Select the lines that contain "process" and copy each of them.

● Record excerpts:
####################

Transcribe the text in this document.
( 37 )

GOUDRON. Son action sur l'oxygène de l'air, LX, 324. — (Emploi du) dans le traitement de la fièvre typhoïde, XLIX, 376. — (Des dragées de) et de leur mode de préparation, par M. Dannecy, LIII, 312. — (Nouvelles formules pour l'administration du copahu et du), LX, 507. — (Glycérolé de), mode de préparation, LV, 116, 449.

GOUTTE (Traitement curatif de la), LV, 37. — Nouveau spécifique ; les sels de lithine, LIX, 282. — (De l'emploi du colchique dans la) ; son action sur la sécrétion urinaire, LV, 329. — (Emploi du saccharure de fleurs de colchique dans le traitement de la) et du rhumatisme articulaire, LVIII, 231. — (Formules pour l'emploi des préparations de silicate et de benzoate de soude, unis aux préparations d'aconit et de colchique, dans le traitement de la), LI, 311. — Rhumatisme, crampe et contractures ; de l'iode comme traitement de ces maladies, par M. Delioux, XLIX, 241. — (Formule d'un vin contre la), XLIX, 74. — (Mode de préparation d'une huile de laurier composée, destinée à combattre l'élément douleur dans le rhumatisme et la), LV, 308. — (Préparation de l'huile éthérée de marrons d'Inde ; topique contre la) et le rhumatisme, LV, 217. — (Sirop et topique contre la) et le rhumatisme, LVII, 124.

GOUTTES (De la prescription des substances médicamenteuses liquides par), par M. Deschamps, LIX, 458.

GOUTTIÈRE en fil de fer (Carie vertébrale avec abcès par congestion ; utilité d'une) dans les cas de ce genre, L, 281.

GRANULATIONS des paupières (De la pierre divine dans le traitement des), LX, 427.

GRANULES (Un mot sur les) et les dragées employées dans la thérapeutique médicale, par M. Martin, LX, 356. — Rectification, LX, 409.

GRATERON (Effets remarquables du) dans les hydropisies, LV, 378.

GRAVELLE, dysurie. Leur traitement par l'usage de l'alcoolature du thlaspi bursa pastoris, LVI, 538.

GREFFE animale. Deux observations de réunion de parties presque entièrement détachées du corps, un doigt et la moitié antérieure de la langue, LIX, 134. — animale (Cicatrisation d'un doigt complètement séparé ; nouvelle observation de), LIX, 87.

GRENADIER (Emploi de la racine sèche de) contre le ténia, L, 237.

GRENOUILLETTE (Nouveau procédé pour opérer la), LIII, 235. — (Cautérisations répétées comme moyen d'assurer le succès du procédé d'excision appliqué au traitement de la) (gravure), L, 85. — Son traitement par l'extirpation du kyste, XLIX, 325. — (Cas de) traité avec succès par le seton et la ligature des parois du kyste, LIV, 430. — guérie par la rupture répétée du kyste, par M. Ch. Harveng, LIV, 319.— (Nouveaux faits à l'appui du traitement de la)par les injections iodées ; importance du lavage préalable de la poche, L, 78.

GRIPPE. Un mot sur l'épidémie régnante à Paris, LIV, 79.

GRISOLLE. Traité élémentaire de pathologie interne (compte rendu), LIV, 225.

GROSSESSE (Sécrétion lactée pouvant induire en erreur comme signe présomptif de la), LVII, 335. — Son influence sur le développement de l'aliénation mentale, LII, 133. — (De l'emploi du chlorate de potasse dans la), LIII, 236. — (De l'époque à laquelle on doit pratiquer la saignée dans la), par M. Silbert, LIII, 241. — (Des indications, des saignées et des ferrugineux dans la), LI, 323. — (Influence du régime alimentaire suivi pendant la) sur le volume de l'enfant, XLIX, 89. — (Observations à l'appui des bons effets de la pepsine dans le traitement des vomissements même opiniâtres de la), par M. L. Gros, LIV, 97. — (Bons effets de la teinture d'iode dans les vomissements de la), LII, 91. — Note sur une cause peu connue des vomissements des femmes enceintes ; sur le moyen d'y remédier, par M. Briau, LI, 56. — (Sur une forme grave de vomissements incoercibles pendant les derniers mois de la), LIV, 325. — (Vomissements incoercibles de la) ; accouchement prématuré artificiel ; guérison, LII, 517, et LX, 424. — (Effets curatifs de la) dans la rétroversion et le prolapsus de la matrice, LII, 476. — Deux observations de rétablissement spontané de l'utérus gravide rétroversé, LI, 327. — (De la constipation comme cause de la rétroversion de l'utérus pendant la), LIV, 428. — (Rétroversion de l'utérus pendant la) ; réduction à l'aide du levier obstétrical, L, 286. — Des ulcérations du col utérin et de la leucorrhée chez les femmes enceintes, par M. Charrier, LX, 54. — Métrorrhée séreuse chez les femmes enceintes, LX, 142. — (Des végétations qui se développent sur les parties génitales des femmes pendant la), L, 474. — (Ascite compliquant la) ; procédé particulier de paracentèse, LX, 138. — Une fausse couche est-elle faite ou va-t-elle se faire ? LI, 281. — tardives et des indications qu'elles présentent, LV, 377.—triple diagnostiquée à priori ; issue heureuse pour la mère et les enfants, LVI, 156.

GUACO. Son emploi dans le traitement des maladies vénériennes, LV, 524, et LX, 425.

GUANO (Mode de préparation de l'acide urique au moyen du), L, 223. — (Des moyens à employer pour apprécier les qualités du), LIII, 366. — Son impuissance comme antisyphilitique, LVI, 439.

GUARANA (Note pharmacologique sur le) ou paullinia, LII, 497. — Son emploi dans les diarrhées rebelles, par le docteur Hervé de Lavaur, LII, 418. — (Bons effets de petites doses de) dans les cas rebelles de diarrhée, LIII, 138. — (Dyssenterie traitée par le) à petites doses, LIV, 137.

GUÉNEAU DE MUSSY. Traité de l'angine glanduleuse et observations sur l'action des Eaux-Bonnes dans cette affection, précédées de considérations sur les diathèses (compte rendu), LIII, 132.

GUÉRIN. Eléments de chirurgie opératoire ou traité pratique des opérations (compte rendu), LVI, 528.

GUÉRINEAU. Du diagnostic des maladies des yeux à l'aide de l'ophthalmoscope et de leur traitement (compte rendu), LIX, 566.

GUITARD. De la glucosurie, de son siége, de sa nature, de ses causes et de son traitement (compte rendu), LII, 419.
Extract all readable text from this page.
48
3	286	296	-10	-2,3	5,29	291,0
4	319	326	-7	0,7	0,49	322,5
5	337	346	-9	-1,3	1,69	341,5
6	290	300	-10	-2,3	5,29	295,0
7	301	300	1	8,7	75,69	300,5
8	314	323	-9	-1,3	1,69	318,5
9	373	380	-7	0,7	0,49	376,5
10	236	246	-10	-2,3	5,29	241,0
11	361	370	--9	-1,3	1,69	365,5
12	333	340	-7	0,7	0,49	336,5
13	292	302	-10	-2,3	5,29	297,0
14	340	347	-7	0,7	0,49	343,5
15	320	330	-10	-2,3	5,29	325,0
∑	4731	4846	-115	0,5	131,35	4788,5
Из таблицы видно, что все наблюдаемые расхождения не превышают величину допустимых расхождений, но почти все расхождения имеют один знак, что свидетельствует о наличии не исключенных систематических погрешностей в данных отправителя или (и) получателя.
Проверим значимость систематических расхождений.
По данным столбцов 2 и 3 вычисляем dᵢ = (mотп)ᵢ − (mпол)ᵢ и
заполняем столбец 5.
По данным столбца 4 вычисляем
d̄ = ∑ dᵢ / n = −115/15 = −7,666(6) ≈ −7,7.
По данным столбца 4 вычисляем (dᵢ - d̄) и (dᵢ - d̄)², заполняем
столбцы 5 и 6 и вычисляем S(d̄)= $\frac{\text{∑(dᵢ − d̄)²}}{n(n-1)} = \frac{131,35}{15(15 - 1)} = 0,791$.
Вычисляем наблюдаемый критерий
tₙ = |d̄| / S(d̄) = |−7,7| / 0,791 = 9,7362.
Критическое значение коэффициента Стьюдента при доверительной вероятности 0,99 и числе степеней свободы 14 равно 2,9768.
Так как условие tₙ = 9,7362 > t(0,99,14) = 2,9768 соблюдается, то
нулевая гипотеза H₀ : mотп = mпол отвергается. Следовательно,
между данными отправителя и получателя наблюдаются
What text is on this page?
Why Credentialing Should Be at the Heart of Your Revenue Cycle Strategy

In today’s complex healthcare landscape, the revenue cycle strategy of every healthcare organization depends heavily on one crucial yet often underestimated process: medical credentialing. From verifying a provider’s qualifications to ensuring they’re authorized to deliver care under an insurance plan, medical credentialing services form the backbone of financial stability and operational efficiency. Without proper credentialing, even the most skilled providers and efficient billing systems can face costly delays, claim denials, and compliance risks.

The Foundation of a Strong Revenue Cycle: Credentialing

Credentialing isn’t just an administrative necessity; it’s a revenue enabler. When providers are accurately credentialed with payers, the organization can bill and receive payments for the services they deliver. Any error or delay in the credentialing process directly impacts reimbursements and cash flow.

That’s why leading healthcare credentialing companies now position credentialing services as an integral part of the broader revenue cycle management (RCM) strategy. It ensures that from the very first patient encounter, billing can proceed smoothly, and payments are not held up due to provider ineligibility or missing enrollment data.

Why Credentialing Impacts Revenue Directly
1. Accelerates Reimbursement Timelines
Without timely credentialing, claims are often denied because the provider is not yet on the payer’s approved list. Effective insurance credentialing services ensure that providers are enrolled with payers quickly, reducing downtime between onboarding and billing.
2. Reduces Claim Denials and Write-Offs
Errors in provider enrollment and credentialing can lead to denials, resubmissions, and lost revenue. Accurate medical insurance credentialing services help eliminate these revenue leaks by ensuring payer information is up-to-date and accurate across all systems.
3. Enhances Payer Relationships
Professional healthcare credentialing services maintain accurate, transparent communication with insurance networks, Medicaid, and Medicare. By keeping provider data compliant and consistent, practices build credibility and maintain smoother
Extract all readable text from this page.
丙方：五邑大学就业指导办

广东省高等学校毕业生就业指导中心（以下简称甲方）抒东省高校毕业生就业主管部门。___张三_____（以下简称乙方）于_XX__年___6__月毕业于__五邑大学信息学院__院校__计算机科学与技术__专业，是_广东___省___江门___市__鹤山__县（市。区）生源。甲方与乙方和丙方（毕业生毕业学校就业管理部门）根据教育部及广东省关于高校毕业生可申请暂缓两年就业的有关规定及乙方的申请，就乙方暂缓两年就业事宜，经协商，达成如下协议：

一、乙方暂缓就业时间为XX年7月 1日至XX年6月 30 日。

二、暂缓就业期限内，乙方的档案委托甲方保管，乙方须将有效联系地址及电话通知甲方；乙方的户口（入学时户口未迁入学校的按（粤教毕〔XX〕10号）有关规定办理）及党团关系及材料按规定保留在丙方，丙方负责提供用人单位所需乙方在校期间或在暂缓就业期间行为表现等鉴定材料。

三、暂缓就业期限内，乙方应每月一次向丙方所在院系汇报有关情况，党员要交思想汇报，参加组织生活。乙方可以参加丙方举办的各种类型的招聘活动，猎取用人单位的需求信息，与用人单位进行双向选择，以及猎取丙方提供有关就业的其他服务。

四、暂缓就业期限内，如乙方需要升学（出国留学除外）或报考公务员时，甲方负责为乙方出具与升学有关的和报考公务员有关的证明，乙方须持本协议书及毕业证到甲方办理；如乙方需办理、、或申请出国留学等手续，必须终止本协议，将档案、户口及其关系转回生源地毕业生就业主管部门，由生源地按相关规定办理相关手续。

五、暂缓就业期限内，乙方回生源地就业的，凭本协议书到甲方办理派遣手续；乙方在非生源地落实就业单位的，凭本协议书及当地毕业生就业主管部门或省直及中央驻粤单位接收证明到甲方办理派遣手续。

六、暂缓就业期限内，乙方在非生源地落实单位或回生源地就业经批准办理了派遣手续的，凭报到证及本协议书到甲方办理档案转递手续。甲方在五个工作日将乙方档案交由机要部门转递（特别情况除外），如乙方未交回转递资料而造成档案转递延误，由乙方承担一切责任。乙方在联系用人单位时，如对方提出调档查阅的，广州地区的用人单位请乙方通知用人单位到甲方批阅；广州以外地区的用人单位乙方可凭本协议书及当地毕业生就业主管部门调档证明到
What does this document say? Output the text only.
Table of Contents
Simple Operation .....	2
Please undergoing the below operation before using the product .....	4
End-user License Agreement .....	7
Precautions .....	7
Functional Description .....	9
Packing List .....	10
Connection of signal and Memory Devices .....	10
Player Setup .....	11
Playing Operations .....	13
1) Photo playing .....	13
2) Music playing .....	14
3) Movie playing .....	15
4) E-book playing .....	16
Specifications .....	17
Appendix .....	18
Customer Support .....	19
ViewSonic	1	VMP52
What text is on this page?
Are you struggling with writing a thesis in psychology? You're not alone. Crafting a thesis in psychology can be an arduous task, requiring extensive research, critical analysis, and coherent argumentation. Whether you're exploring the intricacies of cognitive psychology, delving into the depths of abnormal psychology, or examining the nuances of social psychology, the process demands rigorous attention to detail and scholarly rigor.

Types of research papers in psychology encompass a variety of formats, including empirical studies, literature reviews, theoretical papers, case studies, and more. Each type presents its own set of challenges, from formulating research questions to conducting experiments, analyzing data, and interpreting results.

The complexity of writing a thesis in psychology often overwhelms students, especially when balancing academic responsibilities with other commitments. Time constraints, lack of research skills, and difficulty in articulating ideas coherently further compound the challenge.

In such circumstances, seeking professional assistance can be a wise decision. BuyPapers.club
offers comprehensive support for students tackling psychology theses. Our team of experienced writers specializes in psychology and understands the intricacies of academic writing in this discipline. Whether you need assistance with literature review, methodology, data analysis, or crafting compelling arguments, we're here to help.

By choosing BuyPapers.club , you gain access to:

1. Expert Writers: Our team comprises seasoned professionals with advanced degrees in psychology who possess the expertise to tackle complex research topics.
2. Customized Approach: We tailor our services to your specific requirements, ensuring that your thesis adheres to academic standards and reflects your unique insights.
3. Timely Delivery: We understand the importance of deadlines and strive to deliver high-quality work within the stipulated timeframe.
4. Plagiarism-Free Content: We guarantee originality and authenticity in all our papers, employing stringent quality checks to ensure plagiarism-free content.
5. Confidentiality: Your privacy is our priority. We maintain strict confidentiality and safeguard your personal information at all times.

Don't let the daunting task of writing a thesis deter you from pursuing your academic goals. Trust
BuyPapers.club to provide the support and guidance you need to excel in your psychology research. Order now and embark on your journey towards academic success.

####################

● Exercise output:
In today’s complex healthcare landscape, the revenue cycle strategy of every healthcare organization depends heavily on one crucial yet often underestimated process: medical credentialing. From verifying a provider’s qualifications to ensuring they’re authorized to deliver care under an insurance plan, medical credentialing services form the backbone of financial stability and operational efficiency. Without proper credentialing, even the most skilled providers and efficient billing systems can face costly delays, claim denials, and compliance risks.
Credentialing isn’t just an administrative necessity; it’s a revenue enabler. When providers are accurately credentialed with payers, the organization can bill and receive payments for the services they deliver. Any error or delay in the credentialing process directly impacts reimbursements and cash flow.
Are you struggling with writing a thesis in psychology? You're not alone. Crafting a thesis in psychology can be an arduous task, requiring extensive research, critical analysis, and coherent argumentation. Whether you're exploring the intricacies of cognitive psychology, delving into the depths of abnormal psychology, or examining the nuances of social psychology, the process demands rigorous attention to detail and scholarly rigor.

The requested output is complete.